§ **DATA FOR THIS TASK**:
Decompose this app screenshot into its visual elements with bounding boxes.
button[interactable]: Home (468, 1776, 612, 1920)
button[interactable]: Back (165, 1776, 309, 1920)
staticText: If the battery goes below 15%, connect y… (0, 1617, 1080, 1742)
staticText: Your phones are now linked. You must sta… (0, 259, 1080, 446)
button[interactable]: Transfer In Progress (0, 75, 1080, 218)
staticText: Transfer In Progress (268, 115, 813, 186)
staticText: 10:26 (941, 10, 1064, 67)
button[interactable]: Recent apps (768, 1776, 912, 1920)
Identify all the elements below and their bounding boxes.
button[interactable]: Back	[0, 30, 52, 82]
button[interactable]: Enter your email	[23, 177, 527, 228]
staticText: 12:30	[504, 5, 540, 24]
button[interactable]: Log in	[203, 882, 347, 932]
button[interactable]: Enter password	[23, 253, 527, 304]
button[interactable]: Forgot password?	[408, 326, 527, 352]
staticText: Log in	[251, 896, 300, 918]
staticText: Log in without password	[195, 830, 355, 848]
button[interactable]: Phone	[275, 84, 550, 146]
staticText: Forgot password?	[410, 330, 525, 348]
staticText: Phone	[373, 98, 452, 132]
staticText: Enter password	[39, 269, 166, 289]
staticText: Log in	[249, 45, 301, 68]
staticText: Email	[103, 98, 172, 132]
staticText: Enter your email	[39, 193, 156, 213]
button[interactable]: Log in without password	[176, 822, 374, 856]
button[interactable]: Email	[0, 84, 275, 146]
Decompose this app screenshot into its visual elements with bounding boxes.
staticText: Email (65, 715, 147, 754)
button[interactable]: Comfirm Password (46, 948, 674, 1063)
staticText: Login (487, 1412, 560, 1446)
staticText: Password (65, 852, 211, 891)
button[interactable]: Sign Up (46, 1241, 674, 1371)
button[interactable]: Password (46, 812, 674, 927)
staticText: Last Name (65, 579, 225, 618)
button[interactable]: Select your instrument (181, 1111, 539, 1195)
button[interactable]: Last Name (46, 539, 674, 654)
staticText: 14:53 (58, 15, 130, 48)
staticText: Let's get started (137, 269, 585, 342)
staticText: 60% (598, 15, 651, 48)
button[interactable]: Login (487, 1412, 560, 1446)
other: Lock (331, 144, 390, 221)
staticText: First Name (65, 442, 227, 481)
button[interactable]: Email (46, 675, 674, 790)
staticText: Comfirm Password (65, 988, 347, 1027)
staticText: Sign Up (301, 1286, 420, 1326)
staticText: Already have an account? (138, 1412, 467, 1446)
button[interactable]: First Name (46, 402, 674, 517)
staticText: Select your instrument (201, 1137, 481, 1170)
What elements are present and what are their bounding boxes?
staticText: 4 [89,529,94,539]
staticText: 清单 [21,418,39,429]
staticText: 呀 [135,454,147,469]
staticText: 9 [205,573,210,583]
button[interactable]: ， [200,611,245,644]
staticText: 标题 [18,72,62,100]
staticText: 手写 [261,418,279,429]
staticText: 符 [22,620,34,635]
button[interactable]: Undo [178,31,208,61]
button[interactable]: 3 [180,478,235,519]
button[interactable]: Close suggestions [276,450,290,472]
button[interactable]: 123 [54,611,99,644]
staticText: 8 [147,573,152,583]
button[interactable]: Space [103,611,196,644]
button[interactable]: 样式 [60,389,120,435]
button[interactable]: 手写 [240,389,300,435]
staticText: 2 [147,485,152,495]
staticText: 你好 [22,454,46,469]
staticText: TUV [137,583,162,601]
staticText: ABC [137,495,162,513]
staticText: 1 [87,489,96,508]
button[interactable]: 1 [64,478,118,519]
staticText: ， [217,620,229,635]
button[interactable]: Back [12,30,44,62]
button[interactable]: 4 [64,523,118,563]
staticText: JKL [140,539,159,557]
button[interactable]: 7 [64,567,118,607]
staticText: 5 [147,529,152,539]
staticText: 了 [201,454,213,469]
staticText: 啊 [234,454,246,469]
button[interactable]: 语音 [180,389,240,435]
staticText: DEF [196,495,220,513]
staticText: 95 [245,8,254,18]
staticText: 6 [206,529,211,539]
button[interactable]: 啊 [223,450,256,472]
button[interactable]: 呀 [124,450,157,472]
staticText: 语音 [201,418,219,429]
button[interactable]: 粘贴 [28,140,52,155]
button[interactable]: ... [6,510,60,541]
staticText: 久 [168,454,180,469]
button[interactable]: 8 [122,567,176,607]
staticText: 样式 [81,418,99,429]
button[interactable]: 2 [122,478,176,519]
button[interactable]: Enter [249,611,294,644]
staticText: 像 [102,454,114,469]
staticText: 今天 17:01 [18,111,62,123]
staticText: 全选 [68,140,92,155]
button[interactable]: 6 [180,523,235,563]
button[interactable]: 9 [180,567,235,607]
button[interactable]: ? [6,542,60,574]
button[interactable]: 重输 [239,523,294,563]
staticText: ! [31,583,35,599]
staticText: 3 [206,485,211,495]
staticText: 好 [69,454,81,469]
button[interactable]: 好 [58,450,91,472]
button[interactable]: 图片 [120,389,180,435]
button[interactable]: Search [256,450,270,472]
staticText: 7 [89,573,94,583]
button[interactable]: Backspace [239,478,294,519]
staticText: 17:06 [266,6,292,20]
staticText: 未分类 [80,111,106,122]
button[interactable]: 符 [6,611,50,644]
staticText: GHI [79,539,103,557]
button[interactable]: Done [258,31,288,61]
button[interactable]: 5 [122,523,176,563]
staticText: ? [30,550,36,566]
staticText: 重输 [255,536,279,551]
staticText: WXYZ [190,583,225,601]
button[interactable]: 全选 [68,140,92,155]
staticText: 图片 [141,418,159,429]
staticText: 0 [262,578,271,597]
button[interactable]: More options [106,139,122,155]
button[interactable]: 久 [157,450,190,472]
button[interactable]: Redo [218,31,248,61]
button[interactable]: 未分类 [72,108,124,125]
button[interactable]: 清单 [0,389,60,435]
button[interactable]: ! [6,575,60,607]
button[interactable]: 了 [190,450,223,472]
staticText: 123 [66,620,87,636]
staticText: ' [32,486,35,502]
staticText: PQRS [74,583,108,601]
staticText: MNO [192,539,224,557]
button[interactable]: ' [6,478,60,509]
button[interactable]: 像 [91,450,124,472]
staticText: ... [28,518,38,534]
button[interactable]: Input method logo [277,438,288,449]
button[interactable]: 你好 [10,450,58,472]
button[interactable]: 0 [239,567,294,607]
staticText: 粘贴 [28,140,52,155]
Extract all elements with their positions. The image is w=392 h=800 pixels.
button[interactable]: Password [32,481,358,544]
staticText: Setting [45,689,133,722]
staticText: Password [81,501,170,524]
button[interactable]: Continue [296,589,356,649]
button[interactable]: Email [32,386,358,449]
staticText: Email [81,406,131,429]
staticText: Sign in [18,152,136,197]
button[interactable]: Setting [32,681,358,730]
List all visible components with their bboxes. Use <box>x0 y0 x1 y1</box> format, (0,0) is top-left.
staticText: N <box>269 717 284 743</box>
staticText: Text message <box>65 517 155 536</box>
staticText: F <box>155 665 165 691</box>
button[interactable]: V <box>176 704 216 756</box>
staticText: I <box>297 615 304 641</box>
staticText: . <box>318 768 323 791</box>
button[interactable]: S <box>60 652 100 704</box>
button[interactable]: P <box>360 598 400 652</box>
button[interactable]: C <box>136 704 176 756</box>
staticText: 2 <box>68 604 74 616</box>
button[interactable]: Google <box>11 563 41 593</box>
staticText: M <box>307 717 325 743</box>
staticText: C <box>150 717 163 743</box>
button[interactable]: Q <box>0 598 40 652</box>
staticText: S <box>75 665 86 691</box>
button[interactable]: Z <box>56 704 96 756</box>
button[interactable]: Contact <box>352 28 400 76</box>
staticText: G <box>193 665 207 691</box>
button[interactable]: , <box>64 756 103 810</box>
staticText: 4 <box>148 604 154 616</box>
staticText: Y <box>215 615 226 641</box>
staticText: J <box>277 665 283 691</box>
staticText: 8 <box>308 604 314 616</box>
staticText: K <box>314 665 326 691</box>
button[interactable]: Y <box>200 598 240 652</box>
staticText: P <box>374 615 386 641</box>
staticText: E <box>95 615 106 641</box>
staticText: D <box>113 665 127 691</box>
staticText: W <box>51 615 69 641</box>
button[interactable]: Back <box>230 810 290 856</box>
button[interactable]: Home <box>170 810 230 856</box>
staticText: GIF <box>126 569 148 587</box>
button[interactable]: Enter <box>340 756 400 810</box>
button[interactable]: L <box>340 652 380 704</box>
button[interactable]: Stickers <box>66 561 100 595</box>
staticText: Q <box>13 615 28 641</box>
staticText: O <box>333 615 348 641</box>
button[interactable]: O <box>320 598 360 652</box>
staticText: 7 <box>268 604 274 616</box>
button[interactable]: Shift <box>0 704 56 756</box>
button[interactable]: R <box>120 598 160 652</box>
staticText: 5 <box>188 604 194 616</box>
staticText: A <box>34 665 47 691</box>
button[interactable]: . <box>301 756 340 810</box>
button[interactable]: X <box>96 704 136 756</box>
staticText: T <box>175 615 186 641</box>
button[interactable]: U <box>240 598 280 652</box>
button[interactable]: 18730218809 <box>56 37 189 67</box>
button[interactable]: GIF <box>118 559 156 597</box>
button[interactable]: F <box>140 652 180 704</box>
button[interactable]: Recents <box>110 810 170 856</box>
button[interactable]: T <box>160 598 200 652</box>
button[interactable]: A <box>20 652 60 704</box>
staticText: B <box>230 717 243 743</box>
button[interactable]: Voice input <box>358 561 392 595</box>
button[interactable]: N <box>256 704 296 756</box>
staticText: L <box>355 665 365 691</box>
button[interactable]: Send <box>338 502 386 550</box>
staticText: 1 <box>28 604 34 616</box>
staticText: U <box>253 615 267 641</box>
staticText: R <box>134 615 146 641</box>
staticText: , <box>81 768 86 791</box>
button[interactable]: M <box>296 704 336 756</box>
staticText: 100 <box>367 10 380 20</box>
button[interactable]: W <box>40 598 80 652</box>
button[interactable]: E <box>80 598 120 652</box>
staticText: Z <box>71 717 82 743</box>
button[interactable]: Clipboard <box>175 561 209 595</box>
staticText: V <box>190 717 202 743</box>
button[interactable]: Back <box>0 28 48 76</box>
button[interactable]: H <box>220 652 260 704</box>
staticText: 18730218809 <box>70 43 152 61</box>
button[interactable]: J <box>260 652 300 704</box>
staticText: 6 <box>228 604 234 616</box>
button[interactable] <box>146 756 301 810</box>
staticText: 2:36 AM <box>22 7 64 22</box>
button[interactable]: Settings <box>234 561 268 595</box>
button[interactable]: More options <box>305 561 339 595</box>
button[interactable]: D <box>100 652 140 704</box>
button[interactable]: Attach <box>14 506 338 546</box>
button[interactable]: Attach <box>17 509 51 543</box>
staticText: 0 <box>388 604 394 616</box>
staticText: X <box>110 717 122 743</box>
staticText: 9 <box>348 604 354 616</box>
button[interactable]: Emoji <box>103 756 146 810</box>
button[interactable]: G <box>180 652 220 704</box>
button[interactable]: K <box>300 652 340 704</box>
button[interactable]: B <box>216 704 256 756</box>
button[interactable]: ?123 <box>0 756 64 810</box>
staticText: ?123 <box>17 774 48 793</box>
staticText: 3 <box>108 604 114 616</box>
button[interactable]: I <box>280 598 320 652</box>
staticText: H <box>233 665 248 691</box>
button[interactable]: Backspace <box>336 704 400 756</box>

§ **WHAT IS NEEDED**: Copy out the listing above word for word, from its first line through the line containing "button[interactable]: Recent apps", including both of those lines.

§ **RESPONSE**:
Decompose this app screenshot into its visual elements with bounding boxes.
button[interactable]: Home (468, 1776, 612, 1920)
button[interactable]: Back (165, 1776, 309, 1920)
staticText: If the battery goes below 15%, connect y… (0, 1617, 1080, 1742)
staticText: Your phones are now linked. You must sta… (0, 259, 1080, 446)
button[interactable]: Transfer In Progress (0, 75, 1080, 218)
staticText: Transfer In Progress (268, 115, 813, 186)
staticText: 10:26 (941, 10, 1064, 67)
button[interactable]: Recent apps (768, 1776, 912, 1920)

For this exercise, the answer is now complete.